• WHAT NEEDS TO BE DONE: Return all lines below containing the word "osób".

• PROVIDED RECORDS:
______

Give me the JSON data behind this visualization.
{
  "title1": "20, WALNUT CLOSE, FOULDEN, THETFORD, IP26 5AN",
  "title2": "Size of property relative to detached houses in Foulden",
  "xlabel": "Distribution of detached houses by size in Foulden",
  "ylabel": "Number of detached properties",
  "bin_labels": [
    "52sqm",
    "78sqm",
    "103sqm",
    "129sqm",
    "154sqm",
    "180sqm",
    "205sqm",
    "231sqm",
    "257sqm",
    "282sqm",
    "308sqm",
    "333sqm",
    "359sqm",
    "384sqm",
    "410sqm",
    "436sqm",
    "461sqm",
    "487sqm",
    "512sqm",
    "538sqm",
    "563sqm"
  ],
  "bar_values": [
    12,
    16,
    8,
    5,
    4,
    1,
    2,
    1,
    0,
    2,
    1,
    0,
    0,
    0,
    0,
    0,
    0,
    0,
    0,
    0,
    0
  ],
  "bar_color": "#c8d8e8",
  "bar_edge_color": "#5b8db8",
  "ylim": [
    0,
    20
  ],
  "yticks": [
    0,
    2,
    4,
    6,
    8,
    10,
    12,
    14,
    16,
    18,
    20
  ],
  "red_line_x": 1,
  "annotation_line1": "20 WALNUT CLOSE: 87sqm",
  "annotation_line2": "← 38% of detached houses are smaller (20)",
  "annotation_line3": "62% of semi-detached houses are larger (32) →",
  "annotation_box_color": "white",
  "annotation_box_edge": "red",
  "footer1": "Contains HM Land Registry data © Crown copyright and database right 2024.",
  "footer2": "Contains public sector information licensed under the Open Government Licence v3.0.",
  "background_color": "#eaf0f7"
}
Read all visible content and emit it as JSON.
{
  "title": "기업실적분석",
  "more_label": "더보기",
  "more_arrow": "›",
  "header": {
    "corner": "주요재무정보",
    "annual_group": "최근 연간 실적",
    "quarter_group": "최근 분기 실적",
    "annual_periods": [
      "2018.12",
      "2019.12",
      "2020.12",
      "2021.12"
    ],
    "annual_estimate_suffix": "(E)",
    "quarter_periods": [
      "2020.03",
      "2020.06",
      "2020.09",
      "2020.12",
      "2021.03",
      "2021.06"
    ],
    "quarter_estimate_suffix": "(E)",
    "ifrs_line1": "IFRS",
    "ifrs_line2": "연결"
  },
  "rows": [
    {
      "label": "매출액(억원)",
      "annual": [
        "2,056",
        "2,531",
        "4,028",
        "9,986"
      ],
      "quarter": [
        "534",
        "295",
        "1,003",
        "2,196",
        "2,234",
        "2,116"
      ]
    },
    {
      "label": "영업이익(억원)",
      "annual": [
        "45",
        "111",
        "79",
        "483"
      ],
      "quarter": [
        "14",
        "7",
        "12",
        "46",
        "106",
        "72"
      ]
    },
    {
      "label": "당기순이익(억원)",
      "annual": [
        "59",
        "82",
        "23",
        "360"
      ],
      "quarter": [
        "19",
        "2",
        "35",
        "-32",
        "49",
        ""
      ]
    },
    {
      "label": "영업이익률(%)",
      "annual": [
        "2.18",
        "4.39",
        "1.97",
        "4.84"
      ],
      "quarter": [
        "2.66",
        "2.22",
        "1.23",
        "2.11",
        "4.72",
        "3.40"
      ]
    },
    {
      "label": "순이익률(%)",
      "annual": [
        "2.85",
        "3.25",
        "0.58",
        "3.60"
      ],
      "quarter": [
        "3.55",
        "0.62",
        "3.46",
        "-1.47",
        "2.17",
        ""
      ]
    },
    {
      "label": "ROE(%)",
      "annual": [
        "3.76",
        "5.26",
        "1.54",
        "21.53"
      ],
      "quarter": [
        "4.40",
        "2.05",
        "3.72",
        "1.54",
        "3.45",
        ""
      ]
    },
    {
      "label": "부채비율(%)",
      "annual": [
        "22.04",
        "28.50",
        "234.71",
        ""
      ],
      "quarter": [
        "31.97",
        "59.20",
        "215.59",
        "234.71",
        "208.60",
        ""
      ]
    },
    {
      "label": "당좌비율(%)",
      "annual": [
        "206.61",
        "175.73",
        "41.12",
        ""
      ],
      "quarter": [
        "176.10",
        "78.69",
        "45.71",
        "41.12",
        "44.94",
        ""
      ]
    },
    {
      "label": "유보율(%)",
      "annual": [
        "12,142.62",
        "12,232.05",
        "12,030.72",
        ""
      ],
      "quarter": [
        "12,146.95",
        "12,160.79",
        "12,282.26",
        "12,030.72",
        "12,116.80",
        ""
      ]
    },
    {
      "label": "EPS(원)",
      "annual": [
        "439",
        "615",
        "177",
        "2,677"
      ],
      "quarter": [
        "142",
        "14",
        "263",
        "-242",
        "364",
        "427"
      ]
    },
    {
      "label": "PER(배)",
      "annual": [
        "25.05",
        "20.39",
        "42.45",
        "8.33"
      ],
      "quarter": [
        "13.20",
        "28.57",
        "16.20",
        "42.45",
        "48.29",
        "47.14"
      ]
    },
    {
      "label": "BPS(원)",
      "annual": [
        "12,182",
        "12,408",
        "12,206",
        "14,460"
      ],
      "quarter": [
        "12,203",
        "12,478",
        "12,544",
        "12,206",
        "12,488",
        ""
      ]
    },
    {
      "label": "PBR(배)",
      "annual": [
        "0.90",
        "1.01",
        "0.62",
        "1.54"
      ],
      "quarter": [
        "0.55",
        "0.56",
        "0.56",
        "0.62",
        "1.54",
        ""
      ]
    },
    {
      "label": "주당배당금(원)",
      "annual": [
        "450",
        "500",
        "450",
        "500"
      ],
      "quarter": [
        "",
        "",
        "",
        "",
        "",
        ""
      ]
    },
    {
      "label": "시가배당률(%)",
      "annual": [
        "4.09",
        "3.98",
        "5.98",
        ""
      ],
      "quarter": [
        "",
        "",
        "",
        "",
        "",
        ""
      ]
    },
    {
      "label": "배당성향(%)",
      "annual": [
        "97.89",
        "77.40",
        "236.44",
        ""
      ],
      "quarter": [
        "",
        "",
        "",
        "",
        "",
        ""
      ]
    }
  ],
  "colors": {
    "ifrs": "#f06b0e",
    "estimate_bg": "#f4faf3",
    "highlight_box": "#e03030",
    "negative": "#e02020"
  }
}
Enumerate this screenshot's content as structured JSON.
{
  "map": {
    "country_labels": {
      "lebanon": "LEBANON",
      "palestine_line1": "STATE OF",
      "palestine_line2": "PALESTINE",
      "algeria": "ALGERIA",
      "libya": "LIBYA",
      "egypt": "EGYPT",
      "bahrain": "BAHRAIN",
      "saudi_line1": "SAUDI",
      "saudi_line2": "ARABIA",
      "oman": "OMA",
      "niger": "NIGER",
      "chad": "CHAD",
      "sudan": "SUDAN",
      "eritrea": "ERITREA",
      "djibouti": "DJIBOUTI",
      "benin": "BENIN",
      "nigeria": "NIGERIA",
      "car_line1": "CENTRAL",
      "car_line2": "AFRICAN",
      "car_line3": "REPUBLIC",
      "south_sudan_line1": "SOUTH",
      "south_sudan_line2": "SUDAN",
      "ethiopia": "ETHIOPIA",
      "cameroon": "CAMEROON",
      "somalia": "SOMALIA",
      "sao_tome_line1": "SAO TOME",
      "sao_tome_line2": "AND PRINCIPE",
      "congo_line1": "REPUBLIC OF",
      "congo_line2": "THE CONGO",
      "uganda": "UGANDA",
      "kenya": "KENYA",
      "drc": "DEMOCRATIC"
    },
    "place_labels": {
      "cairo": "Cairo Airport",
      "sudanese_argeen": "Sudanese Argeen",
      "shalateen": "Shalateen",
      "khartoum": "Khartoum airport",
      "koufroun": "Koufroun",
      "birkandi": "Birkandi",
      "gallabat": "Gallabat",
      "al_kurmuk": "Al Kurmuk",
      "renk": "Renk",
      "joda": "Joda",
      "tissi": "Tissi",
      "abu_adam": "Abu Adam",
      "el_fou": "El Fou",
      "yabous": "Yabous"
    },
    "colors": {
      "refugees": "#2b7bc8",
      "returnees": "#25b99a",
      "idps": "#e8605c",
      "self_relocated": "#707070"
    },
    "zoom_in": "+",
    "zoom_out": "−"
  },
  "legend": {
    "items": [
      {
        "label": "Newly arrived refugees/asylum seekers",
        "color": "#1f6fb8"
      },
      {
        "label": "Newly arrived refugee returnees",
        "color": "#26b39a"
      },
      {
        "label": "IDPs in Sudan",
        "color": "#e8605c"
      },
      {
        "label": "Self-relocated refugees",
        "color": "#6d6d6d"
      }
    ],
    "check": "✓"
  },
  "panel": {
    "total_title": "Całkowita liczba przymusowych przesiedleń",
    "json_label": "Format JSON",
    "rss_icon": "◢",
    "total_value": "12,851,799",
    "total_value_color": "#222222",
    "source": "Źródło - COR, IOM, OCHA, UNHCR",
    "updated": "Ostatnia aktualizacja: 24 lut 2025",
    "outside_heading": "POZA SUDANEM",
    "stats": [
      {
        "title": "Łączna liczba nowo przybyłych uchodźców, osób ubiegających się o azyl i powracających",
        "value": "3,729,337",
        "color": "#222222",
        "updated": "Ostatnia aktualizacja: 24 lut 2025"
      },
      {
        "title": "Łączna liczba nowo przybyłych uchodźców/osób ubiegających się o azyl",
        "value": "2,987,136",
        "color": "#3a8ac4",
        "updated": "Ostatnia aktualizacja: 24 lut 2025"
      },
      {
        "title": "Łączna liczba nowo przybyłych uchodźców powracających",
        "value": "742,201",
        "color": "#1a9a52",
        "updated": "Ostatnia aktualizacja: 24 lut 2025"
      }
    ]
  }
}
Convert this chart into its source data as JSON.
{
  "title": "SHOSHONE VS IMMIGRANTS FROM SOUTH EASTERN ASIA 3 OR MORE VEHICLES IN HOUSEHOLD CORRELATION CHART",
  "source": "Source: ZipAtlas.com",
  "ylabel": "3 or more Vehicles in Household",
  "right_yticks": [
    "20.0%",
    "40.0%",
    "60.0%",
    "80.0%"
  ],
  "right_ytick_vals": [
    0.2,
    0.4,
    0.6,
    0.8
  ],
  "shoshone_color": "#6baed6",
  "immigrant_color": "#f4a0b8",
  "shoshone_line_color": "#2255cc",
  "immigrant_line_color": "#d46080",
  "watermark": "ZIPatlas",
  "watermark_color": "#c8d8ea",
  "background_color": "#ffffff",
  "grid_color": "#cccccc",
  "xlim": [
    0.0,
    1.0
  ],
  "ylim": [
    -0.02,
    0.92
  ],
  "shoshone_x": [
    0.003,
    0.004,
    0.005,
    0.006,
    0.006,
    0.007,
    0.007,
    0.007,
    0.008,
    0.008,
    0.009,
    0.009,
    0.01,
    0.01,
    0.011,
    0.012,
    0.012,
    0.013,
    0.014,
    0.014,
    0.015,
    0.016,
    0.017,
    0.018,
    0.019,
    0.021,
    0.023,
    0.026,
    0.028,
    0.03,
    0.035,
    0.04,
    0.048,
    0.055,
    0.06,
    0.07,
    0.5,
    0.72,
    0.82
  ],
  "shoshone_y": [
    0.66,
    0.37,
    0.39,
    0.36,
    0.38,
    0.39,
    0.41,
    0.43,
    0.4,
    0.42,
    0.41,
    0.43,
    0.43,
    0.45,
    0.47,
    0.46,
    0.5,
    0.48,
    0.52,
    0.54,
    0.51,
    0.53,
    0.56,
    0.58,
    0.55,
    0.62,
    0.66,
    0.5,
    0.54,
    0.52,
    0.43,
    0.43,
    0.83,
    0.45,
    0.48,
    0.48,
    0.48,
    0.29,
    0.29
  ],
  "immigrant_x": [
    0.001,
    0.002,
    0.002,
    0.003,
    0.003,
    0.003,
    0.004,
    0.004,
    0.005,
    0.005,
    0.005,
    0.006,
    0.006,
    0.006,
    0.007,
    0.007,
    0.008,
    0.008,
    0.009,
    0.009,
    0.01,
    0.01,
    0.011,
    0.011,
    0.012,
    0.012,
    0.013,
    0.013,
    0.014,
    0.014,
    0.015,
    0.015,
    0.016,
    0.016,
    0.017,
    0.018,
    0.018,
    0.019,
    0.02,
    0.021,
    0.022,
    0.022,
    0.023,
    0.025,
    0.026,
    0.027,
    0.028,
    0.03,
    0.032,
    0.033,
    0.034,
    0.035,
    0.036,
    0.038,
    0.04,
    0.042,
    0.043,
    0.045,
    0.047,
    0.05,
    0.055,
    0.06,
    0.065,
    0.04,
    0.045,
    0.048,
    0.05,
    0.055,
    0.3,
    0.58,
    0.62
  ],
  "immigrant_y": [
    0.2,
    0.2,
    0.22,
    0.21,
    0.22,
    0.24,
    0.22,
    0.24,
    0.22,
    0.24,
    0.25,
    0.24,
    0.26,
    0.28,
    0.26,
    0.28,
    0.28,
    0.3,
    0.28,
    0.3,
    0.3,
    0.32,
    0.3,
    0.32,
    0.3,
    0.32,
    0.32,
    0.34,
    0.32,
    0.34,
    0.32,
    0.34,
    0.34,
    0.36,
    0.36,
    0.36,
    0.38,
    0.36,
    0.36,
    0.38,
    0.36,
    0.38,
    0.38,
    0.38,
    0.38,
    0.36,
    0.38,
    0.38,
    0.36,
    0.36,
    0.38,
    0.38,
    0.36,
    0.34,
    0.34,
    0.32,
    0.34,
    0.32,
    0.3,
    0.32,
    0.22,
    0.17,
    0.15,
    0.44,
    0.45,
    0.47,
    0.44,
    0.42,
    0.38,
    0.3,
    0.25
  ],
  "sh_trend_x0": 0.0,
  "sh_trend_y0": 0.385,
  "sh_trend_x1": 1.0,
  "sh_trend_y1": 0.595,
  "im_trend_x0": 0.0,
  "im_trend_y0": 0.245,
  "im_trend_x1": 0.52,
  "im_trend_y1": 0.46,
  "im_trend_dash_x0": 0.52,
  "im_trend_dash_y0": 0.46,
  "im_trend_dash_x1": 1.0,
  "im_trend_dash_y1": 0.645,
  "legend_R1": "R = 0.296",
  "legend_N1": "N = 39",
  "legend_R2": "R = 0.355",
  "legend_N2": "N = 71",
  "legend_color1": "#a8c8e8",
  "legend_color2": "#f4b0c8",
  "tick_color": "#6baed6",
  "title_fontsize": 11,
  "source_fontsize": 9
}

______

• SOLUTION TO THE EXERCISE:
        "title": "Łączna liczba nowo przybyłych uchodźców, osób ubiegających się o azyl i powracających",
        "title": "Łączna liczba nowo przybyłych uchodźców/osób ubiegających się o azyl",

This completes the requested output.